▶ _STATED GOAL_: Below are some records. Copy every line in them that holds "Location".

## Begin GIVEN RECORDS

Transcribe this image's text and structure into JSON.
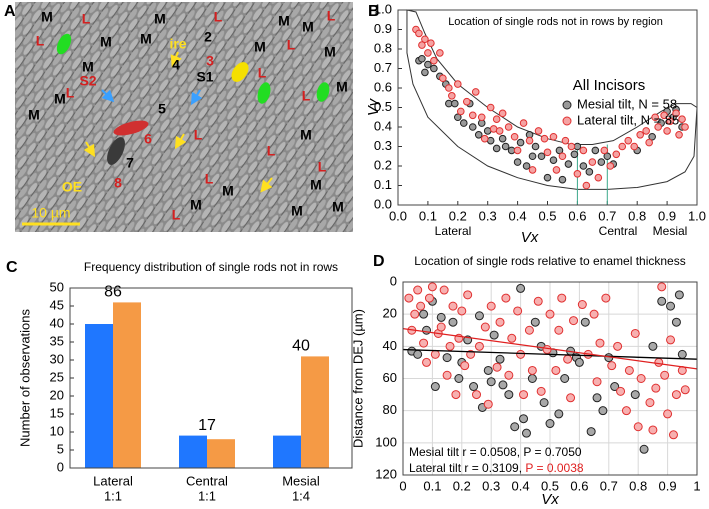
{
  "image_panel": {
    "panel_label": "A",
    "labels": [
      {
        "text": "M",
        "color": "#000000"
      },
      {
        "text": "L",
        "color": "#d42020"
      },
      {
        "text": "M",
        "color": "#000000"
      },
      {
        "text": "L",
        "color": "#d42020"
      },
      {
        "text": "M",
        "color": "#000000"
      },
      {
        "text": "L",
        "color": "#d42020"
      },
      {
        "text": "M",
        "color": "#000000"
      },
      {
        "text": "L",
        "color": "#d42020"
      },
      {
        "text": "M",
        "color": "#000000"
      },
      {
        "text": "M",
        "color": "#000000"
      },
      {
        "text": "2",
        "color": "#000000"
      },
      {
        "text": "ire",
        "color": "#ffe020"
      },
      {
        "text": "M",
        "color": "#000000"
      },
      {
        "text": "L",
        "color": "#d42020"
      },
      {
        "text": "M",
        "color": "#000000"
      },
      {
        "text": "3",
        "color": "#d42020"
      },
      {
        "text": "4",
        "color": "#000000"
      },
      {
        "text": "S1",
        "color": "#000000"
      },
      {
        "text": "M",
        "color": "#000000"
      },
      {
        "text": "S2",
        "color": "#d42020"
      },
      {
        "text": "L",
        "color": "#d42020"
      },
      {
        "text": "L",
        "color": "#d42020"
      },
      {
        "text": "L",
        "color": "#d42020"
      },
      {
        "text": "M",
        "color": "#000000"
      },
      {
        "text": "M",
        "color": "#000000"
      },
      {
        "text": "5",
        "color": "#000000"
      },
      {
        "text": "M",
        "color": "#000000"
      },
      {
        "text": "6",
        "color": "#d42020"
      },
      {
        "text": "L",
        "color": "#d42020"
      },
      {
        "text": "M",
        "color": "#000000"
      },
      {
        "text": "L",
        "color": "#d42020"
      },
      {
        "text": "7",
        "color": "#000000"
      },
      {
        "text": "L",
        "color": "#d42020"
      },
      {
        "text": "8",
        "color": "#d42020"
      },
      {
        "text": "OE",
        "color": "#ffe020"
      },
      {
        "text": "L",
        "color": "#d42020"
      },
      {
        "text": "M",
        "color": "#000000"
      },
      {
        "text": "M",
        "color": "#000000"
      },
      {
        "text": "M",
        "color": "#000000"
      },
      {
        "text": "L",
        "color": "#d42020"
      },
      {
        "text": "M",
        "color": "#000000"
      },
      {
        "text": "M",
        "color": "#000000"
      }
    ],
    "scale_label": "10 µm",
    "scale_color": "#ffe020"
  },
  "chart_data": [
    {
      "type": "scatter",
      "panel_label": "B",
      "title": "Location of single rods not in rows by region",
      "xlabel": "Vx",
      "ylabel": "Vy",
      "region_labels": [
        "Lateral",
        "Central",
        "Mesial"
      ],
      "xlim": [
        0,
        1
      ],
      "ylim": [
        0,
        1
      ],
      "xticks": [
        {
          "value": 0,
          "label": "0.0"
        },
        0.1,
        0.2,
        0.3,
        0.4,
        0.5,
        0.6,
        0.7,
        0.8,
        0.9,
        {
          "value": 1,
          "label": "1.0"
        }
      ],
      "yticks": [
        {
          "value": 0,
          "label": "0.0"
        },
        0.1,
        0.2,
        0.3,
        0.4,
        0.5,
        0.6,
        0.7,
        0.8,
        0.9,
        {
          "value": 1,
          "label": "1.0"
        }
      ],
      "grid": false,
      "legend": "right",
      "legend_title": "All Incisors",
      "outline": {
        "color": "#333333",
        "x": [
          0.03,
          0.03,
          0.05,
          0.1,
          0.2,
          0.3,
          0.4,
          0.5,
          0.6,
          0.7,
          0.8,
          0.9,
          0.96,
          0.99,
          1.0,
          0.98,
          0.93,
          0.88,
          0.8,
          0.72,
          0.65,
          0.58,
          0.5,
          0.4,
          0.3,
          0.2,
          0.13,
          0.09,
          0.06,
          0.03
        ],
        "y": [
          1.0,
          0.78,
          0.62,
          0.45,
          0.3,
          0.2,
          0.14,
          0.1,
          0.08,
          0.08,
          0.09,
          0.12,
          0.17,
          0.25,
          0.5,
          0.52,
          0.52,
          0.48,
          0.4,
          0.33,
          0.31,
          0.31,
          0.34,
          0.4,
          0.5,
          0.62,
          0.75,
          0.88,
          0.99,
          1.0
        ]
      },
      "region_lines": {
        "color": "#3aa88a",
        "x": [
          0.6,
          0.7
        ],
        "top": 0.31
      },
      "series": [
        {
          "name": "Mesial tilt, N = 58",
          "color": "#9a9a9a",
          "edge": "#222222",
          "x": [
            0.07,
            0.08,
            0.1,
            0.12,
            0.14,
            0.16,
            0.17,
            0.19,
            0.2,
            0.22,
            0.24,
            0.25,
            0.27,
            0.28,
            0.3,
            0.31,
            0.33,
            0.35,
            0.36,
            0.38,
            0.4,
            0.41,
            0.43,
            0.44,
            0.46,
            0.48,
            0.5,
            0.52,
            0.54,
            0.55,
            0.57,
            0.59,
            0.62,
            0.64,
            0.66,
            0.68,
            0.7,
            0.72,
            0.8,
            0.85,
            0.88,
            0.9,
            0.92,
            0.93,
            0.95,
            0.09,
            0.45,
            0.6
          ],
          "values": [
            0.74,
            0.75,
            0.72,
            0.7,
            0.66,
            0.62,
            0.52,
            0.52,
            0.45,
            0.42,
            0.52,
            0.4,
            0.36,
            0.42,
            0.38,
            0.33,
            0.29,
            0.34,
            0.3,
            0.28,
            0.22,
            0.32,
            0.2,
            0.36,
            0.3,
            0.25,
            0.14,
            0.23,
            0.28,
            0.13,
            0.21,
            0.26,
            0.2,
            0.17,
            0.28,
            0.22,
            0.25,
            0.21,
            0.28,
            0.35,
            0.42,
            0.48,
            0.45,
            0.49,
            0.4,
            0.68,
            0.25,
            0.3
          ]
        },
        {
          "name": "Lateral tilt, N = 85",
          "color": "#f5a3a3",
          "edge": "#e03030",
          "x": [
            0.06,
            0.07,
            0.09,
            0.1,
            0.11,
            0.12,
            0.14,
            0.15,
            0.17,
            0.18,
            0.2,
            0.21,
            0.23,
            0.25,
            0.26,
            0.28,
            0.29,
            0.31,
            0.32,
            0.34,
            0.35,
            0.37,
            0.39,
            0.4,
            0.42,
            0.44,
            0.45,
            0.47,
            0.49,
            0.5,
            0.52,
            0.53,
            0.56,
            0.58,
            0.6,
            0.62,
            0.63,
            0.65,
            0.67,
            0.69,
            0.71,
            0.73,
            0.75,
            0.77,
            0.79,
            0.81,
            0.83,
            0.84,
            0.86,
            0.87,
            0.89,
            0.9,
            0.91,
            0.93,
            0.94,
            0.95,
            0.96,
            0.55,
            0.33,
            0.08
          ],
          "values": [
            0.9,
            0.88,
            0.85,
            0.78,
            0.83,
            0.74,
            0.78,
            0.65,
            0.6,
            0.56,
            0.62,
            0.48,
            0.53,
            0.46,
            0.58,
            0.45,
            0.34,
            0.5,
            0.39,
            0.38,
            0.47,
            0.4,
            0.35,
            0.28,
            0.42,
            0.33,
            0.18,
            0.38,
            0.34,
            0.27,
            0.35,
            0.18,
            0.33,
            0.3,
            0.16,
            0.28,
            0.1,
            0.22,
            0.14,
            0.28,
            0.2,
            0.26,
            0.3,
            0.33,
            0.3,
            0.36,
            0.38,
            0.32,
            0.45,
            0.4,
            0.46,
            0.38,
            0.43,
            0.47,
            0.36,
            0.44,
            0.4,
            0.25,
            0.44,
            0.82
          ]
        }
      ]
    },
    {
      "type": "bar",
      "panel_label": "C",
      "title": "Frequency distribution of single rods not in rows",
      "ylabel": "Number of observations",
      "categories": [
        "Lateral",
        "Central",
        "Mesial"
      ],
      "category_ratios": [
        "1:1",
        "1:1",
        "1:4"
      ],
      "group_totals": [
        86,
        17,
        40
      ],
      "ylim": [
        0,
        50
      ],
      "yticks": [
        0,
        5,
        10,
        15,
        20,
        25,
        30,
        35,
        40,
        45,
        50
      ],
      "grid": false,
      "series": [
        {
          "color": "#1f77ff",
          "values": [
            40,
            9,
            9
          ]
        },
        {
          "color": "#f59a45",
          "values": [
            46,
            8,
            31
          ]
        }
      ]
    },
    {
      "type": "scatter",
      "panel_label": "D",
      "title": "Location of single rods relative to enamel thickness",
      "xlabel": "Vx",
      "ylabel": "Distance from DEJ (µm)",
      "xlim": [
        0,
        1
      ],
      "ylim": [
        120,
        0
      ],
      "xticks": [
        0,
        0.1,
        0.2,
        0.3,
        0.4,
        0.5,
        0.6,
        0.7,
        0.8,
        0.9,
        1
      ],
      "yticks": [
        0,
        20,
        40,
        60,
        80,
        100,
        120
      ],
      "grid": true,
      "annotations": [
        [
          {
            "text": "Mesial tilt r = 0.0508, P = 0.7050",
            "color": "#000000"
          }
        ],
        [
          {
            "text": "Lateral tilt r = 0.3109, ",
            "color": "#000000"
          },
          {
            "text": "P = 0.0038",
            "color": "#e02020"
          }
        ]
      ],
      "trend_lines": [
        {
          "color": "#000000",
          "x": [
            0,
            1
          ],
          "values": [
            42,
            48
          ]
        },
        {
          "color": "#e02020",
          "x": [
            0,
            1
          ],
          "values": [
            29,
            54
          ]
        }
      ],
      "series": [
        {
          "color": "#a8a8a8",
          "edge": "#222222",
          "x": [
            0.03,
            0.05,
            0.07,
            0.08,
            0.1,
            0.11,
            0.13,
            0.15,
            0.17,
            0.19,
            0.2,
            0.22,
            0.24,
            0.26,
            0.27,
            0.29,
            0.3,
            0.31,
            0.33,
            0.34,
            0.36,
            0.38,
            0.4,
            0.41,
            0.42,
            0.44,
            0.45,
            0.47,
            0.48,
            0.5,
            0.51,
            0.53,
            0.55,
            0.57,
            0.59,
            0.6,
            0.62,
            0.64,
            0.66,
            0.68,
            0.7,
            0.72,
            0.79,
            0.82,
            0.85,
            0.88,
            0.91,
            0.93,
            0.94,
            0.95
          ],
          "values": [
            43,
            45,
            20,
            30,
            12,
            65,
            22,
            47,
            25,
            60,
            50,
            36,
            65,
            21,
            78,
            55,
            62,
            33,
            48,
            64,
            70,
            90,
            4,
            85,
            94,
            60,
            25,
            40,
            75,
            88,
            44,
            82,
            60,
            43,
            47,
            50,
            25,
            93,
            72,
            80,
            47,
            65,
            70,
            104,
            40,
            12,
            15,
            25,
            8,
            45
          ]
        },
        {
          "color": "#f7b0b0",
          "edge": "#e03030",
          "x": [
            0.02,
            0.03,
            0.04,
            0.05,
            0.06,
            0.07,
            0.08,
            0.09,
            0.1,
            0.11,
            0.12,
            0.13,
            0.14,
            0.15,
            0.16,
            0.17,
            0.18,
            0.19,
            0.2,
            0.21,
            0.22,
            0.23,
            0.25,
            0.26,
            0.28,
            0.29,
            0.3,
            0.32,
            0.33,
            0.35,
            0.36,
            0.37,
            0.39,
            0.4,
            0.41,
            0.43,
            0.44,
            0.46,
            0.47,
            0.49,
            0.5,
            0.52,
            0.53,
            0.54,
            0.56,
            0.57,
            0.58,
            0.61,
            0.63,
            0.65,
            0.66,
            0.67,
            0.69,
            0.71,
            0.73,
            0.74,
            0.76,
            0.77,
            0.79,
            0.8,
            0.81,
            0.84,
            0.85,
            0.86,
            0.87,
            0.88,
            0.89,
            0.9,
            0.91,
            0.92,
            0.93,
            0.95,
            0.96
          ],
          "values": [
            10,
            30,
            20,
            5,
            15,
            38,
            50,
            10,
            3,
            45,
            32,
            28,
            5,
            58,
            40,
            15,
            70,
            35,
            18,
            52,
            8,
            45,
            70,
            40,
            28,
            76,
            15,
            53,
            25,
            10,
            58,
            35,
            18,
            45,
            70,
            30,
            55,
            12,
            68,
            42,
            20,
            55,
            30,
            10,
            48,
            72,
            24,
            14,
            45,
            20,
            62,
            38,
            10,
            52,
            40,
            68,
            80,
            55,
            32,
            90,
            60,
            75,
            92,
            66,
            50,
            3,
            58,
            82,
            36,
            95,
            70,
            55,
            67
          ]
        }
      ]
    }
  ]
}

## End GIVEN RECORDS

▶ _EXERCISE SOLUTION_:
      "title": "Location of single rods not in rows by region",
      "title": "Location of single rods relative to enamel thickness",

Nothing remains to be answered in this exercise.